Which lines below hold the word "content"? Report each one.

→ **Records**
__________
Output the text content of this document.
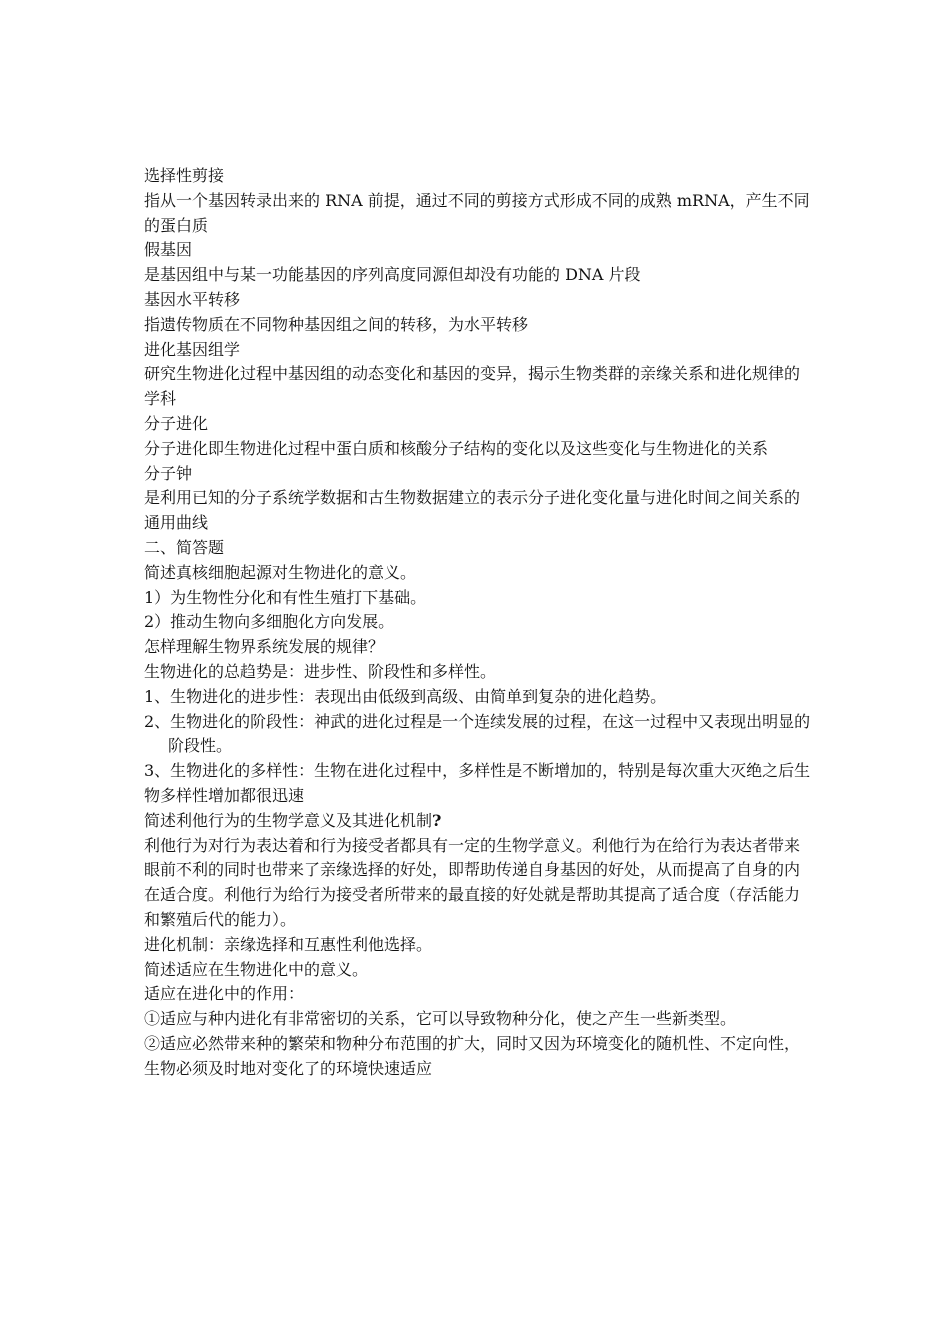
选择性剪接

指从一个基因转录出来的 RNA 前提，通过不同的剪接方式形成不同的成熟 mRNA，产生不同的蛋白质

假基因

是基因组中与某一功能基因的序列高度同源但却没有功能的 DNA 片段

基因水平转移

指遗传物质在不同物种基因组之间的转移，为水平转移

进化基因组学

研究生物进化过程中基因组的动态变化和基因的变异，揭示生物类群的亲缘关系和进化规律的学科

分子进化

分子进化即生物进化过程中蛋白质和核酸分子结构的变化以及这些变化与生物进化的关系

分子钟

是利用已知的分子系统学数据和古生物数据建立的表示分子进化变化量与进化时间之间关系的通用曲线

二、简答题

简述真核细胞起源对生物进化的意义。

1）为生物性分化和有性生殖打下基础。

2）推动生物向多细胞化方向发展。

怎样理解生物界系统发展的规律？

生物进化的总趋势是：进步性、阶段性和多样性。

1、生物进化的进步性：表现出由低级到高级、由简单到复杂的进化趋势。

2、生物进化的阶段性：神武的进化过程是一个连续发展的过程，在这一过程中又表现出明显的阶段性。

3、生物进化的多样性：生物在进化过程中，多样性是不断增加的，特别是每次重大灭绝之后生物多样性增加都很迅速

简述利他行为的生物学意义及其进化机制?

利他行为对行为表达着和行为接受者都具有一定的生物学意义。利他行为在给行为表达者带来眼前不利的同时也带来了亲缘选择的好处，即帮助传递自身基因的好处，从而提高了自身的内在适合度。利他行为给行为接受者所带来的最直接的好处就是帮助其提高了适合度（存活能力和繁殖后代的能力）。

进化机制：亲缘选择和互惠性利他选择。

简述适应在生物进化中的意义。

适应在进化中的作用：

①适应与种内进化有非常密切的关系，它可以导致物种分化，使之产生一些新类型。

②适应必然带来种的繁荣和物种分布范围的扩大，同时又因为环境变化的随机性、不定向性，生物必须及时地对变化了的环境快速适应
__________
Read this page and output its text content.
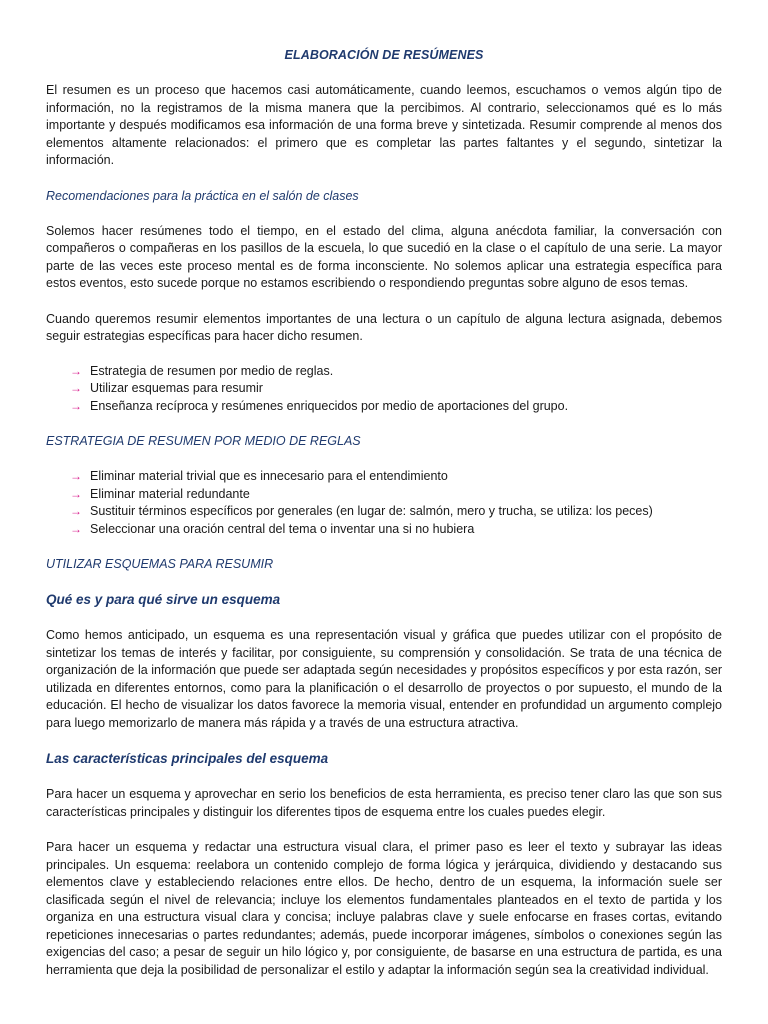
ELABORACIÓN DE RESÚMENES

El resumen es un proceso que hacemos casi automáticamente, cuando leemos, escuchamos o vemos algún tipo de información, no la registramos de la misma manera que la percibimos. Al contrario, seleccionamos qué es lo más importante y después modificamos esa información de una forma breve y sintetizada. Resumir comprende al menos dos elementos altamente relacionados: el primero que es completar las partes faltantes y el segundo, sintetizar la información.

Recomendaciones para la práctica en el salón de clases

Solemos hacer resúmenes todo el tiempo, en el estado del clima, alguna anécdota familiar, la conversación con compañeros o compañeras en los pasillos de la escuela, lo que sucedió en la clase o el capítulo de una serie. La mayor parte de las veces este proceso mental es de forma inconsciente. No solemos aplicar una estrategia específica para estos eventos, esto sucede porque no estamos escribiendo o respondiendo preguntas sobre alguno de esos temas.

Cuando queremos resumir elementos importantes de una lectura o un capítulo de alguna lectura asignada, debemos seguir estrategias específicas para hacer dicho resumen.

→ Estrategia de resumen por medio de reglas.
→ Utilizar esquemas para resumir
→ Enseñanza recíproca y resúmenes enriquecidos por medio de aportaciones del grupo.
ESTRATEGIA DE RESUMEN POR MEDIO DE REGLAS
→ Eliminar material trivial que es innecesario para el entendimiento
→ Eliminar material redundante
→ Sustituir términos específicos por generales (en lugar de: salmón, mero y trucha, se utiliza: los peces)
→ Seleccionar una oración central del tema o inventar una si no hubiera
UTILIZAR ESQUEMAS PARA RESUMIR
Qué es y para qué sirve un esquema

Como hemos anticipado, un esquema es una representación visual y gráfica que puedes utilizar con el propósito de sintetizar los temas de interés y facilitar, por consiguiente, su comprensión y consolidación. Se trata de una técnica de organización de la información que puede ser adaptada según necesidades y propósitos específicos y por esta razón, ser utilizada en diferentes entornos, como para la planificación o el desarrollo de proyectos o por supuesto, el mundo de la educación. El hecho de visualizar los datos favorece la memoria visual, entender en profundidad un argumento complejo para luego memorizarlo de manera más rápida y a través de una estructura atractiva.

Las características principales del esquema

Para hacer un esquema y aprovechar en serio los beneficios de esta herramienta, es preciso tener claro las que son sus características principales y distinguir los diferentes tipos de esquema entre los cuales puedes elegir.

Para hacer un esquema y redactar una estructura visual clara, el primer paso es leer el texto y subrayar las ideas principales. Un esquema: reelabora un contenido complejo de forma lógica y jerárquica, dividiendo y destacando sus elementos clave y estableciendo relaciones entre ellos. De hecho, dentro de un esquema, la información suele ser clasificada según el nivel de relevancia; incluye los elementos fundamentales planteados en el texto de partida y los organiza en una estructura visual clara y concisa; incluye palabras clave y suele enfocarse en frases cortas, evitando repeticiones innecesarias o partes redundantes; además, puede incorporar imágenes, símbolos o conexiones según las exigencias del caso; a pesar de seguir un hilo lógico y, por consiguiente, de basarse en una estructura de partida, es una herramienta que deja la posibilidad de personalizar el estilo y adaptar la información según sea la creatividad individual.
__________
→ **Answer space**
Output the text content of this document.
Read this page and output its text content.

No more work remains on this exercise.